What is asked :: Find the word "head" in the data. Return every line where it appears.

Data provided ::
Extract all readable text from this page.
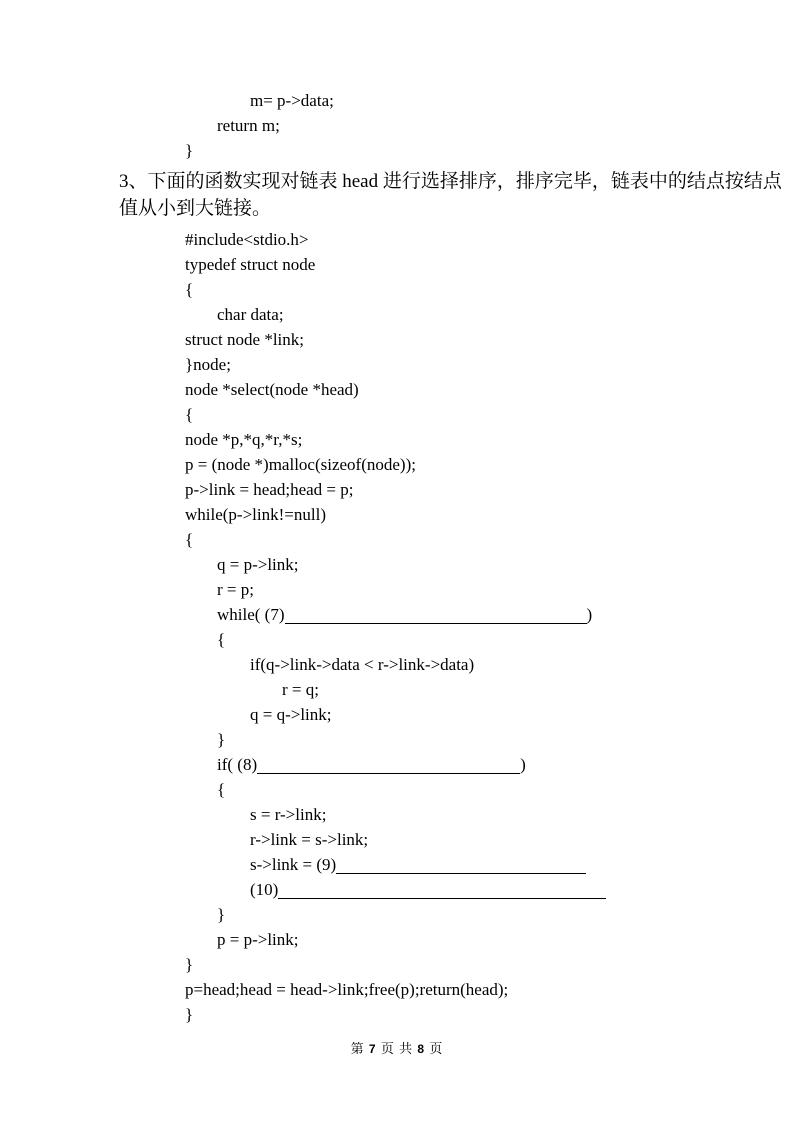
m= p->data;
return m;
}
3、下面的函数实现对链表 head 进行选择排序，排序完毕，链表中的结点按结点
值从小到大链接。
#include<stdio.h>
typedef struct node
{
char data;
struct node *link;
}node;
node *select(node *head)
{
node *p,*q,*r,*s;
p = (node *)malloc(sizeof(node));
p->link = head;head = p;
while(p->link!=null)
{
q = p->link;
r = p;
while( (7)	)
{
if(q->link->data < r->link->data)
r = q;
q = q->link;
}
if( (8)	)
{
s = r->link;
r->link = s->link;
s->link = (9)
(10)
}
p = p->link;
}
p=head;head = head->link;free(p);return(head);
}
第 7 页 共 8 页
* * *
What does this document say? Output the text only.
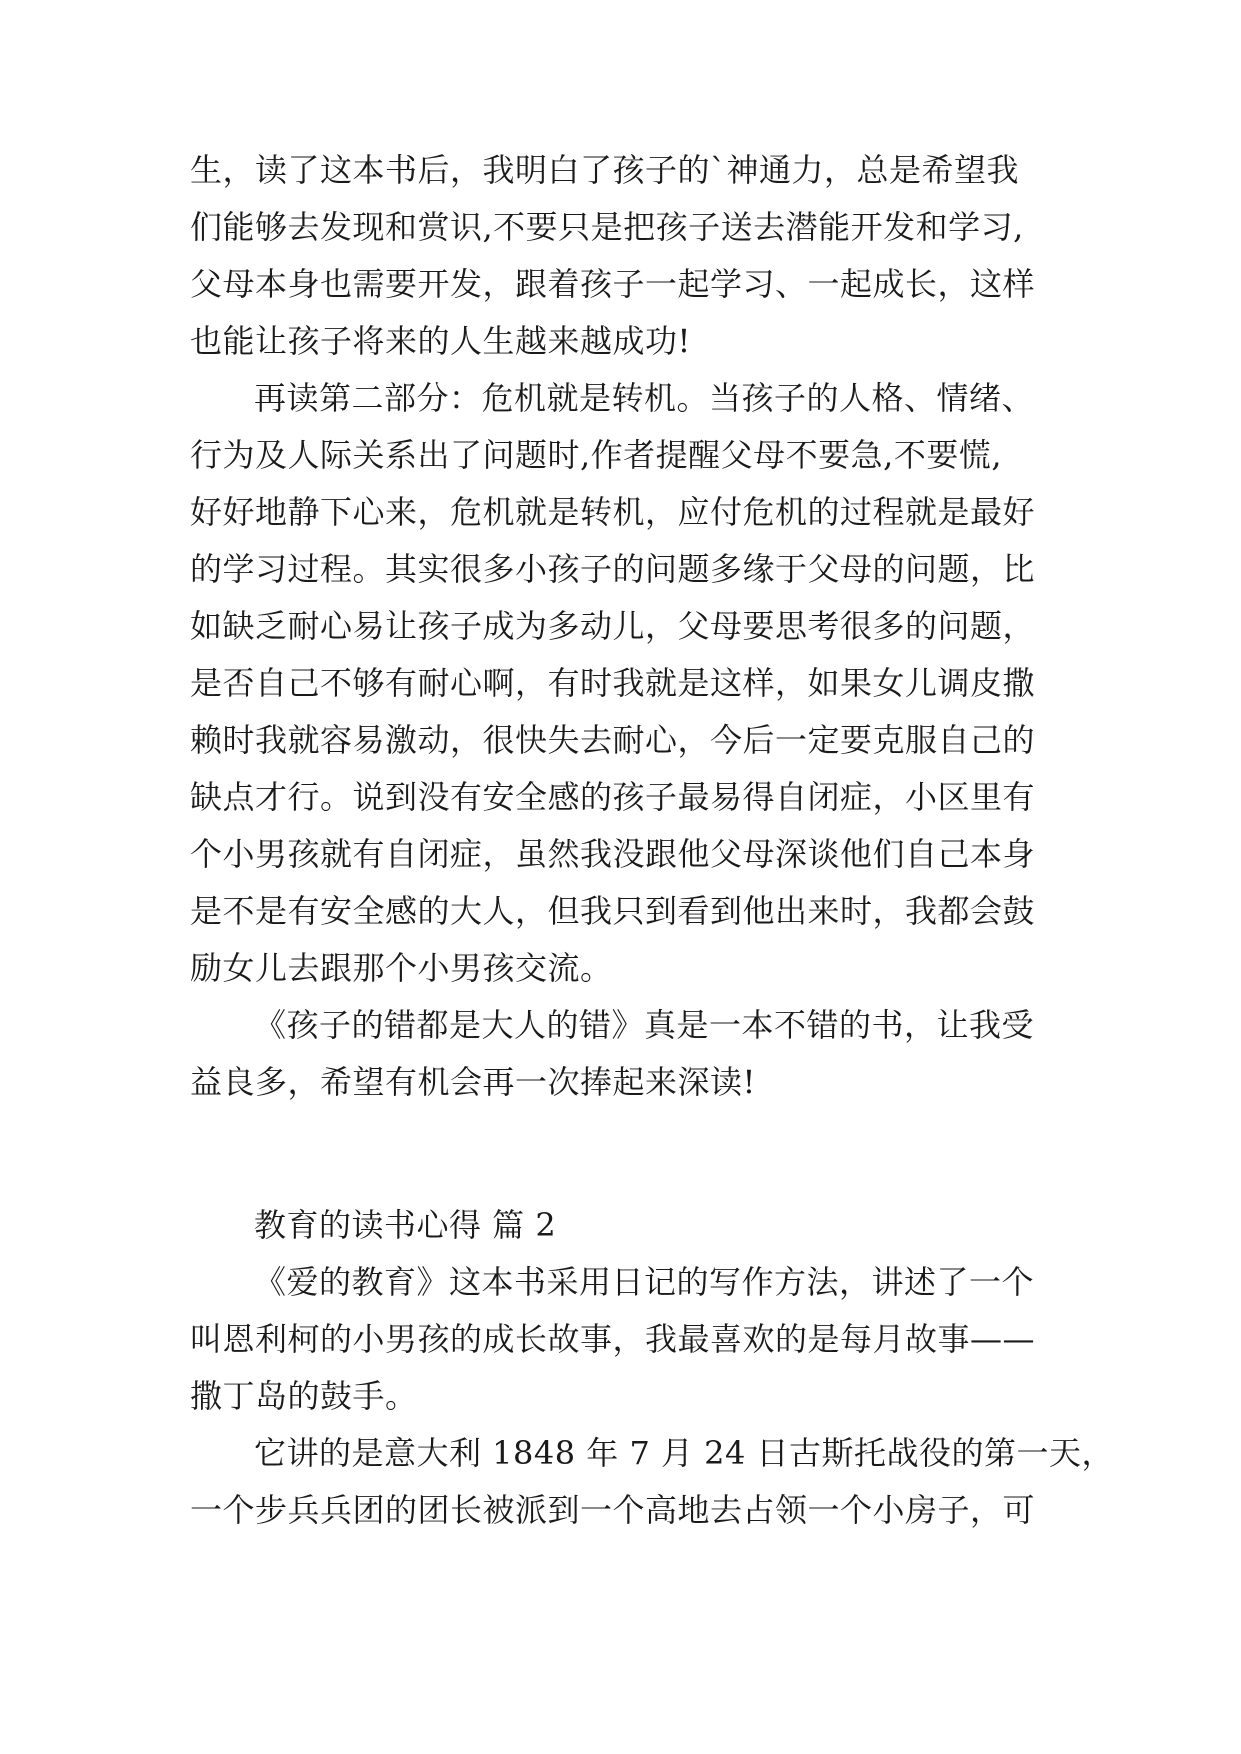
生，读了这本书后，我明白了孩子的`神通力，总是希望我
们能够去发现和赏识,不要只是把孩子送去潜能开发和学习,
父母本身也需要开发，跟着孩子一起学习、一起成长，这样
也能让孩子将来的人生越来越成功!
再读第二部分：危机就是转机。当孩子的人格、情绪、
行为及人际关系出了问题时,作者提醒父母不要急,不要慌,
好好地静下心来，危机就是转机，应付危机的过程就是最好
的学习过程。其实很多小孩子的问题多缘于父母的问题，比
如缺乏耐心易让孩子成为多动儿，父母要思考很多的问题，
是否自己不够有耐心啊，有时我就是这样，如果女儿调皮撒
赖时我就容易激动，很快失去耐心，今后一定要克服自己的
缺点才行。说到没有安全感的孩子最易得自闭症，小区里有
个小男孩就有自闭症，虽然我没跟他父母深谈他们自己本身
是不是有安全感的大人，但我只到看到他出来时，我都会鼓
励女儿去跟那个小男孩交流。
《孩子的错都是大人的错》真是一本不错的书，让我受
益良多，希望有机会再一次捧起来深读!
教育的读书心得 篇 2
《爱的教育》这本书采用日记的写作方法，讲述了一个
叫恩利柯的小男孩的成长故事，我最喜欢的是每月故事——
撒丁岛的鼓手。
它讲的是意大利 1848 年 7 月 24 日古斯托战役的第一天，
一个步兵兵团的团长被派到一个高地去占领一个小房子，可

The reply ::
3、下面的函数实现对链表 head 进行选择排序，排序完毕，链表中的结点按结点
node *select(node *head)
p->link = head;head = p;
p=head;head = head->link;free(p);return(head);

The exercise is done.